(DATA PROVIDED):
◆ ◆ ◆ ◆

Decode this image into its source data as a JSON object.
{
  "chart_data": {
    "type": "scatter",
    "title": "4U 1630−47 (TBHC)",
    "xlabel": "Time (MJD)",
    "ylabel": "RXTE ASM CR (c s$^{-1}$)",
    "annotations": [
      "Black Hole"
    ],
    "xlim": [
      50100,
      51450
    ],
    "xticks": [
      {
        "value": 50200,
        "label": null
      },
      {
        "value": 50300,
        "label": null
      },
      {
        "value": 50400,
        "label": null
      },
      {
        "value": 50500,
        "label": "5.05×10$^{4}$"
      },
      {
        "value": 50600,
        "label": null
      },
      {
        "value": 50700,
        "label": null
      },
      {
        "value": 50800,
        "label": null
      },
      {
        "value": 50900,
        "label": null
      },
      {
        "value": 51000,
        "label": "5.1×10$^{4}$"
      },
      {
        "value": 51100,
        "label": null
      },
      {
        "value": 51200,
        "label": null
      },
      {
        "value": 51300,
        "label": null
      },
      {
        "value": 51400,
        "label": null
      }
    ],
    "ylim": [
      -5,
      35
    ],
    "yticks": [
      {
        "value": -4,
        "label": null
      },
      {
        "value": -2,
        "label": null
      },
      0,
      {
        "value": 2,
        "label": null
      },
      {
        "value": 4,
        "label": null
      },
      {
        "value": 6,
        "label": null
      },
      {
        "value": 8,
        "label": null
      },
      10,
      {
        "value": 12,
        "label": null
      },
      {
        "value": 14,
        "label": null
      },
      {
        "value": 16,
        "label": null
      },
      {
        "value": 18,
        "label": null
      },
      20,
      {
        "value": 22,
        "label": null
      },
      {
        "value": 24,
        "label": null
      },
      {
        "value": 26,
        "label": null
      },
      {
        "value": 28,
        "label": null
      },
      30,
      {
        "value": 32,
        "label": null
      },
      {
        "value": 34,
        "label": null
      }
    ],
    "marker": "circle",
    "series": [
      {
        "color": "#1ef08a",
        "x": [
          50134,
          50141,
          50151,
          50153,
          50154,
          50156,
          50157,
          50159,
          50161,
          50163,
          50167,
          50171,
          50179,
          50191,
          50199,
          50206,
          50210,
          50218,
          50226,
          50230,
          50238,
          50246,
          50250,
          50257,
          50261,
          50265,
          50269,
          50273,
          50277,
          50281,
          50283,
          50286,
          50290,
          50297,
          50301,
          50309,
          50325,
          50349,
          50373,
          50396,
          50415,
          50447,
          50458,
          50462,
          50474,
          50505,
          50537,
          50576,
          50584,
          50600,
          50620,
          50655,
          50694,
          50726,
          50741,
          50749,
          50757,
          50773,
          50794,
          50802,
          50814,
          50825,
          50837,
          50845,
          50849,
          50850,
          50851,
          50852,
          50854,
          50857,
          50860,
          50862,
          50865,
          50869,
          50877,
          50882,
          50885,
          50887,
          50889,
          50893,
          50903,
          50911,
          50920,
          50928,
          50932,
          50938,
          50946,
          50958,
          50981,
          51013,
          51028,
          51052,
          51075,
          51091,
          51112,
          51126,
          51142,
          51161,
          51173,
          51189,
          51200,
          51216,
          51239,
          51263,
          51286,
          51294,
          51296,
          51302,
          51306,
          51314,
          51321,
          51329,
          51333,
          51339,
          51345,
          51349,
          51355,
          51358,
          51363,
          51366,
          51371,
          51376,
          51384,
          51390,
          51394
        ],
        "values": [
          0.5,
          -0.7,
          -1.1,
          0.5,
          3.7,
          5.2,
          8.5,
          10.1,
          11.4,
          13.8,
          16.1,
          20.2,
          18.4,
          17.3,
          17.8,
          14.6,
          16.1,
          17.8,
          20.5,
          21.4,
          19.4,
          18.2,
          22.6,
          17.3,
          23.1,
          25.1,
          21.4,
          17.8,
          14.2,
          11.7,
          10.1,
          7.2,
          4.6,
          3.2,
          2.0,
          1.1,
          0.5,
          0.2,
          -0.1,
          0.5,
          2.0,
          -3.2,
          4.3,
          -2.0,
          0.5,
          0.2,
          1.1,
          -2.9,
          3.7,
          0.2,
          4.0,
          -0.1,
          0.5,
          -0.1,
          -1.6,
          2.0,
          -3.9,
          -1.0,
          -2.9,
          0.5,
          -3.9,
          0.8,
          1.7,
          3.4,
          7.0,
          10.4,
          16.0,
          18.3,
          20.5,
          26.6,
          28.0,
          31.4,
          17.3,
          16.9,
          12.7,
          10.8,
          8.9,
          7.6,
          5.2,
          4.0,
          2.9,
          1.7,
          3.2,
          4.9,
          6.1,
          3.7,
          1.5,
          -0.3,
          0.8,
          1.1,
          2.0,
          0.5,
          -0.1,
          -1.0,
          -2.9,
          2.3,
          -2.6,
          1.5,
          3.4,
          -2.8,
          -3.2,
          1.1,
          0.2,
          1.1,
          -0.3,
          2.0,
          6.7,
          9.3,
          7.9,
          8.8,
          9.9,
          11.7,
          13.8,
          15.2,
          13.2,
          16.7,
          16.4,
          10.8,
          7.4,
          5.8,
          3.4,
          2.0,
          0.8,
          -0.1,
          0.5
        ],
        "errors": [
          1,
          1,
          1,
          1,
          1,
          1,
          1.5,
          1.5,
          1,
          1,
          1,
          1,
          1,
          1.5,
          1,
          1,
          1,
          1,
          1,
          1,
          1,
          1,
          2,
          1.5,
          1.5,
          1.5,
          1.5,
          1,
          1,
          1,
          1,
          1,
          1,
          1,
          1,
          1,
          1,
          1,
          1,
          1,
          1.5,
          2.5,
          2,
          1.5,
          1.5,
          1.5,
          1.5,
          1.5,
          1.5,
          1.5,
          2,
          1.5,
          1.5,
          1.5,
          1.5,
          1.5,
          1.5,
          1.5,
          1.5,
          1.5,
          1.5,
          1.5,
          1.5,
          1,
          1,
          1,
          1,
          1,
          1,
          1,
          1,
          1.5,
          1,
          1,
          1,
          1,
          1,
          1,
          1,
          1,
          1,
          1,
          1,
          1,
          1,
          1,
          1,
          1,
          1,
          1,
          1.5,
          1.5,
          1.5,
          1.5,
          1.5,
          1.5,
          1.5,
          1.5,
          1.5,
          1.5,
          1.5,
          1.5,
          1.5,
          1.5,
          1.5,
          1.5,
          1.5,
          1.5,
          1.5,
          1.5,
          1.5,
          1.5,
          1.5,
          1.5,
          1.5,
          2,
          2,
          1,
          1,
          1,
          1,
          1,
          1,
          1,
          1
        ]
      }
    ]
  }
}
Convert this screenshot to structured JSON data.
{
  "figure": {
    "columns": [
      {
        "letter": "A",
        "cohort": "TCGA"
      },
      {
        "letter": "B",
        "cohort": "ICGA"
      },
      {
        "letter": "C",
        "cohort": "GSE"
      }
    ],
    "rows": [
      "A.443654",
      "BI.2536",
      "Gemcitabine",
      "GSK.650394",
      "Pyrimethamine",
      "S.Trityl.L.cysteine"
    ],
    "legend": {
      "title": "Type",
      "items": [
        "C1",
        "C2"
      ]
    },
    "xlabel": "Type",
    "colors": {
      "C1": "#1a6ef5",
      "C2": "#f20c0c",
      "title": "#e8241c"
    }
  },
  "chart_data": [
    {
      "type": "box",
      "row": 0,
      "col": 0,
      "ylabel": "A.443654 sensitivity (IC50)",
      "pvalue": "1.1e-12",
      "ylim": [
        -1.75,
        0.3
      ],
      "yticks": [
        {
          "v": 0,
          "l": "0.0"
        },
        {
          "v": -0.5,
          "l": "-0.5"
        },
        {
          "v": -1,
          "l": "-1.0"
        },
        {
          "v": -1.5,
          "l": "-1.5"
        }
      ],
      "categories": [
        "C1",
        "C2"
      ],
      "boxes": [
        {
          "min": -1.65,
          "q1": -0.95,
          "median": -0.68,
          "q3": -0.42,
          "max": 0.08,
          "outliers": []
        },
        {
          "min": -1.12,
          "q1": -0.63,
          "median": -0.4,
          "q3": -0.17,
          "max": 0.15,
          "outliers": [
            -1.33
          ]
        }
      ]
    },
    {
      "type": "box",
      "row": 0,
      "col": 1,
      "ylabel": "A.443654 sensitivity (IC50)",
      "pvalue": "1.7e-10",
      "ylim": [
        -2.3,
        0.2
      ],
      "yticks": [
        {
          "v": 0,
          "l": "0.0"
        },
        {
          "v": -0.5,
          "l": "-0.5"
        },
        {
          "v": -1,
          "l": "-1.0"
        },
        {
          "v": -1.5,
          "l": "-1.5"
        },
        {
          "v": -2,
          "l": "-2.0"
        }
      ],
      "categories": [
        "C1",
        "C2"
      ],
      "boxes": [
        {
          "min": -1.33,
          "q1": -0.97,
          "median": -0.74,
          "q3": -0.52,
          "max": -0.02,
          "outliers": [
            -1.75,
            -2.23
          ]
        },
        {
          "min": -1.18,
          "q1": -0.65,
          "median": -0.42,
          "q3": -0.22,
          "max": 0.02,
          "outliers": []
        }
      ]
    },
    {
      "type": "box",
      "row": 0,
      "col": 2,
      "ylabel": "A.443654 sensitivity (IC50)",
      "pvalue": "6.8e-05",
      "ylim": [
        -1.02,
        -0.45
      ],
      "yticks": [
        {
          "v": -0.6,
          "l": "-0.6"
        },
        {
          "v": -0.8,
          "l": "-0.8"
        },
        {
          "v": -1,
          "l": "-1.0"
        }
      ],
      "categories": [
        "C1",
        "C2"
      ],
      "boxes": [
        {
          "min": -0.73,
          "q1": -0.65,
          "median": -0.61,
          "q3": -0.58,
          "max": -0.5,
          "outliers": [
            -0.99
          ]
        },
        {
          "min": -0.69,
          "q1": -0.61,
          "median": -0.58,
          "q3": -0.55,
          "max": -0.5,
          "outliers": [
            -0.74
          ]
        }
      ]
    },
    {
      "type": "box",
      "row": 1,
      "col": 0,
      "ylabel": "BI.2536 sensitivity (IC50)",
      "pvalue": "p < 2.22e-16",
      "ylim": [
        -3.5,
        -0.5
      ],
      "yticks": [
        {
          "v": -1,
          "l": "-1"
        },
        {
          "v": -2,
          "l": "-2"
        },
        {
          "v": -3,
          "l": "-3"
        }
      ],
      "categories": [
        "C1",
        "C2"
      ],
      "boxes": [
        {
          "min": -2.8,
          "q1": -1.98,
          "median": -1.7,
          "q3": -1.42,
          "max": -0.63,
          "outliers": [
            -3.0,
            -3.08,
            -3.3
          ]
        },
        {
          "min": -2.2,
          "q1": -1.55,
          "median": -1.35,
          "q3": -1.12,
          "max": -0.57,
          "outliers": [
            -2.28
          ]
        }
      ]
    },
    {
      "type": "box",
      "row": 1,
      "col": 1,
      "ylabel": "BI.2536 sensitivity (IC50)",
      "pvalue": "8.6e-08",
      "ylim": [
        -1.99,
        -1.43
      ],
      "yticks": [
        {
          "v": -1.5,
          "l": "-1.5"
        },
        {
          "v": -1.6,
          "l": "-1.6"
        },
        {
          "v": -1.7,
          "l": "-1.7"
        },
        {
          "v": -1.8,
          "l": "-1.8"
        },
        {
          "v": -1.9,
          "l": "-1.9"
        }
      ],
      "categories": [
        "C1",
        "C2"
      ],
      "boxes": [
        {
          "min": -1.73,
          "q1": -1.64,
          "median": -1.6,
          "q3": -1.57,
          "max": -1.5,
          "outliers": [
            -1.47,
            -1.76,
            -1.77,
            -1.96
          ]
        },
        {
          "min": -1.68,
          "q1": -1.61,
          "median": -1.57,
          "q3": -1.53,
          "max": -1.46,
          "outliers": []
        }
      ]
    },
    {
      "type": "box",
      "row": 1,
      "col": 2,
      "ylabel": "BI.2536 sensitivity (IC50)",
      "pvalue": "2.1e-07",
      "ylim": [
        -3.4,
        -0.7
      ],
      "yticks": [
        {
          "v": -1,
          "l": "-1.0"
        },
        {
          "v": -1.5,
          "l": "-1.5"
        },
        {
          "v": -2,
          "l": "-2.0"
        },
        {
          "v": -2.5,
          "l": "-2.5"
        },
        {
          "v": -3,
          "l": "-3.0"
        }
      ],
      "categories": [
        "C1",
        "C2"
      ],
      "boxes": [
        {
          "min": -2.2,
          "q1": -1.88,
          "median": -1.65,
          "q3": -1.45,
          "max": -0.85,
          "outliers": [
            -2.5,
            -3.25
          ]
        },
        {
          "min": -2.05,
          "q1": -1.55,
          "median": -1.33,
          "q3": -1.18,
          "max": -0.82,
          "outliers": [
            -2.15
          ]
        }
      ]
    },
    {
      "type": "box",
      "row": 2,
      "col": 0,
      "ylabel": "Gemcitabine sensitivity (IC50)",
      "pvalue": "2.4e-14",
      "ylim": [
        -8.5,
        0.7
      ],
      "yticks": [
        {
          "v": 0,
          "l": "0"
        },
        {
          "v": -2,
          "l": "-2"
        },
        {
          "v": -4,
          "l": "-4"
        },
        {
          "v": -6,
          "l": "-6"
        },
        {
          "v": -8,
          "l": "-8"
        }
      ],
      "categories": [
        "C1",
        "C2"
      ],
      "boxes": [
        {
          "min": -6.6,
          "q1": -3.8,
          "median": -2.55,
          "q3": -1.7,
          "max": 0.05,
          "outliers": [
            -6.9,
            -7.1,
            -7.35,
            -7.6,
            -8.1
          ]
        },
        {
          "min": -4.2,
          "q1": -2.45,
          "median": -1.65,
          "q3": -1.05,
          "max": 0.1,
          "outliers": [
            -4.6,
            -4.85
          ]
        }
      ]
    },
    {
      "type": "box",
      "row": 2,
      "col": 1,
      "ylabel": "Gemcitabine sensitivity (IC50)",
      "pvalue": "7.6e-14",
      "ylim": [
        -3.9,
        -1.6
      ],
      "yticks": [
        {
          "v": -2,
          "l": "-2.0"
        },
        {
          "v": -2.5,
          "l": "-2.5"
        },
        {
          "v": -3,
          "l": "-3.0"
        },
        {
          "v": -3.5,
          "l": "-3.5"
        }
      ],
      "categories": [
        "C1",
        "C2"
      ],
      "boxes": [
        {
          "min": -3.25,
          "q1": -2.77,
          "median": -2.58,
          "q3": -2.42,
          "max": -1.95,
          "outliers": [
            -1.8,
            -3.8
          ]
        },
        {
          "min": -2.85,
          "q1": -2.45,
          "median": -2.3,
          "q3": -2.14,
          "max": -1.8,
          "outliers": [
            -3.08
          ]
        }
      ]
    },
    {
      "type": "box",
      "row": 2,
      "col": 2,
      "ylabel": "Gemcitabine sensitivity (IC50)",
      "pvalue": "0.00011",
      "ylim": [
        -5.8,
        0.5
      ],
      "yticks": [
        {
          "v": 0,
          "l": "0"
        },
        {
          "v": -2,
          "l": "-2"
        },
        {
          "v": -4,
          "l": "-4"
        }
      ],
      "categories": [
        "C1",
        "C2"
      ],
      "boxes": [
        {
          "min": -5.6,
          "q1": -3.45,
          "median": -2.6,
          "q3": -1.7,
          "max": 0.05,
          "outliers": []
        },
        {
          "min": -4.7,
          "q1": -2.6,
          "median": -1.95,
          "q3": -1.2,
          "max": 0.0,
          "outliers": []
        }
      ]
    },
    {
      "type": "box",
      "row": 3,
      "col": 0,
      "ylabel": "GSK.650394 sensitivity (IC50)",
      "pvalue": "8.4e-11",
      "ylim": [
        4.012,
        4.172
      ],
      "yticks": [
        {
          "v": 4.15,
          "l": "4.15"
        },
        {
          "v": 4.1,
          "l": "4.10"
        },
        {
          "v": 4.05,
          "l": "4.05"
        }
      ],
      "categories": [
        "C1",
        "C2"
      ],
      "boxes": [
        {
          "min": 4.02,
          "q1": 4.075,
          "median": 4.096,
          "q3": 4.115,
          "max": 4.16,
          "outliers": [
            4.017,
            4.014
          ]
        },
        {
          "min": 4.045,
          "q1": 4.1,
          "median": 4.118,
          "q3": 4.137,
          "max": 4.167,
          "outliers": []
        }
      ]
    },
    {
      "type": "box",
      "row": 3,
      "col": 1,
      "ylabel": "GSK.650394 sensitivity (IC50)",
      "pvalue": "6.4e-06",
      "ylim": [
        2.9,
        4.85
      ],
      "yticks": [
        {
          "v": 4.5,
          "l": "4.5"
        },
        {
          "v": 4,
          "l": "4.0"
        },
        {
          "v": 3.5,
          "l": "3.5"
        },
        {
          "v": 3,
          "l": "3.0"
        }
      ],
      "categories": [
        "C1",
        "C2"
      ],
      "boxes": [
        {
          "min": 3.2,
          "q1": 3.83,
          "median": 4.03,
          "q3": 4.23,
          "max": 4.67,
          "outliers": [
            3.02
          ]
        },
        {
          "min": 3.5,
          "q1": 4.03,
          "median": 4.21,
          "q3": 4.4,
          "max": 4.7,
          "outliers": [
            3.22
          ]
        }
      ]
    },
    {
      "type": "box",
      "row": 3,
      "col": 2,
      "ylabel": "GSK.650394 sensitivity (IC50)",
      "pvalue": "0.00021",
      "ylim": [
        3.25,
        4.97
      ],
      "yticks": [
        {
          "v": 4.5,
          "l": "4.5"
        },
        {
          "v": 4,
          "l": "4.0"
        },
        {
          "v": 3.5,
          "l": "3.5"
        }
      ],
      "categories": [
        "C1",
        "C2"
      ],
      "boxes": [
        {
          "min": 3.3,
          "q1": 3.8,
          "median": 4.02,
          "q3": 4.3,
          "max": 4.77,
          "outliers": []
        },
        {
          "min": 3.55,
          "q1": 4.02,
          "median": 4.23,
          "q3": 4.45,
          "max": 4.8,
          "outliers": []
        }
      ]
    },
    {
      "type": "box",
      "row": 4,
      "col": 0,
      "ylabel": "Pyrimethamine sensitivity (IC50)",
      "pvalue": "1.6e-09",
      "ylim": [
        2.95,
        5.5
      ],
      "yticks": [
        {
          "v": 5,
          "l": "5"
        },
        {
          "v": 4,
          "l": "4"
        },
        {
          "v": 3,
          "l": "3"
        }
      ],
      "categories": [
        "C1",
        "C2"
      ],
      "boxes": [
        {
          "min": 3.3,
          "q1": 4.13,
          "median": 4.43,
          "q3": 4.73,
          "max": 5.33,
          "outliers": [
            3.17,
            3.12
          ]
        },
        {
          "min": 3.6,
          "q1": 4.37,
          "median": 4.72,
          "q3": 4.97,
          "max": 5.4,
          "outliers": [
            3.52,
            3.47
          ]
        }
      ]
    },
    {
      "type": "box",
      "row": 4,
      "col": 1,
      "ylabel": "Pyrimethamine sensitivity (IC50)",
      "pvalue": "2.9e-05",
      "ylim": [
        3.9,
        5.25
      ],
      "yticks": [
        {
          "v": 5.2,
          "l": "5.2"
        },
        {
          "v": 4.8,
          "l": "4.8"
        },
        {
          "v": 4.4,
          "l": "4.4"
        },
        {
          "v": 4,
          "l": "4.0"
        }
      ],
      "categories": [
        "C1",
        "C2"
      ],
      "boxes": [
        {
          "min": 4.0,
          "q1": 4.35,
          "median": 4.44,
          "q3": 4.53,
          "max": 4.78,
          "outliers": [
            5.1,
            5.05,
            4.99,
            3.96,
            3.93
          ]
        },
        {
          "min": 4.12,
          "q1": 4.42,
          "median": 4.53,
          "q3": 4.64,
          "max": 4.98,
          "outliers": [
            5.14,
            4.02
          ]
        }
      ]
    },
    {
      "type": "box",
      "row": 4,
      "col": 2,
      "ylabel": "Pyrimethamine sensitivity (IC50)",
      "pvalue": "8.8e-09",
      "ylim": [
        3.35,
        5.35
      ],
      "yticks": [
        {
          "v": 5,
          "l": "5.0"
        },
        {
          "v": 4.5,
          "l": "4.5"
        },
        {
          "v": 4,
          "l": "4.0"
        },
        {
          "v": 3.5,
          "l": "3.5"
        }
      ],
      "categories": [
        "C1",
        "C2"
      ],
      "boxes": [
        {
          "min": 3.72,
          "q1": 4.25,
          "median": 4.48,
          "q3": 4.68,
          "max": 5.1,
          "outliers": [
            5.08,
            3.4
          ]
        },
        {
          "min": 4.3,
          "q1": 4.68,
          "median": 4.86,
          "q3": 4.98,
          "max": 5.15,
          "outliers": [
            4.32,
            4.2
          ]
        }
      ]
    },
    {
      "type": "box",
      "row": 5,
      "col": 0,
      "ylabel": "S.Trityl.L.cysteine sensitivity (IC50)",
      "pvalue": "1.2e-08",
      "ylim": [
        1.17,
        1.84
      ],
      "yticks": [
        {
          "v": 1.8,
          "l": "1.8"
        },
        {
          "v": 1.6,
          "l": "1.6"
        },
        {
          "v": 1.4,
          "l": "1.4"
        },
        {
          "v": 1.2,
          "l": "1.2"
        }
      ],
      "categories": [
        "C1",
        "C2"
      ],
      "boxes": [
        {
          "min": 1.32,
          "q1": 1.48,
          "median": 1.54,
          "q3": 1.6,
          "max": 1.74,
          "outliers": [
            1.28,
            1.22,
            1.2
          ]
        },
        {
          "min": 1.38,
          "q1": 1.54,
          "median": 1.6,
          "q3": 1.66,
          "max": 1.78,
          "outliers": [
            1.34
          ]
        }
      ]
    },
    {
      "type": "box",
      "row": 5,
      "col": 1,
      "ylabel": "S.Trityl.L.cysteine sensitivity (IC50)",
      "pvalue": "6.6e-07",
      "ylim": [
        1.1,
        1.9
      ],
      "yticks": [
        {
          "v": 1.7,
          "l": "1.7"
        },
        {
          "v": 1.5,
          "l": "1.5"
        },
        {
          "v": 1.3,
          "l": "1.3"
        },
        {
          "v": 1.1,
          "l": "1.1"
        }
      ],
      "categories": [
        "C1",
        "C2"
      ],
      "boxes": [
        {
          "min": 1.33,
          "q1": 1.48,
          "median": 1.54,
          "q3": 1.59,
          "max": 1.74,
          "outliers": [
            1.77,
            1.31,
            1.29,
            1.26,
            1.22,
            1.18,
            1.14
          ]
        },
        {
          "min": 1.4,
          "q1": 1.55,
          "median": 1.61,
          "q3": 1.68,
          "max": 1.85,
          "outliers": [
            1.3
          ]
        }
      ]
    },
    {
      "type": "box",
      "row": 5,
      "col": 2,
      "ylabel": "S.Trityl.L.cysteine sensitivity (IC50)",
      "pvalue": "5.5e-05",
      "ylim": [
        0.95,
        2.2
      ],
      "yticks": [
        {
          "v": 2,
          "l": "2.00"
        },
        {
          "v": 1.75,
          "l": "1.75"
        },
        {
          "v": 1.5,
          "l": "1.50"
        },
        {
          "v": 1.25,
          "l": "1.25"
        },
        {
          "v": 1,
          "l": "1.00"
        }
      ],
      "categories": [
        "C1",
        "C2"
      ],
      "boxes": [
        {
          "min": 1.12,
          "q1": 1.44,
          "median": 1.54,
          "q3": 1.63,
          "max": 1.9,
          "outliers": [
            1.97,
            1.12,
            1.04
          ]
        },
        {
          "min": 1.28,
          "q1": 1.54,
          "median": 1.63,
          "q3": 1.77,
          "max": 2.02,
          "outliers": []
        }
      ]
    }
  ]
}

◆ ◆ ◆ ◆

Look through the data above. Find each line with the string "title" and copy it.

(THE OUTPUT):
    "title": "4U 1630−47 (TBHC)",
      "title": "Type",
      "title": "#e8241c"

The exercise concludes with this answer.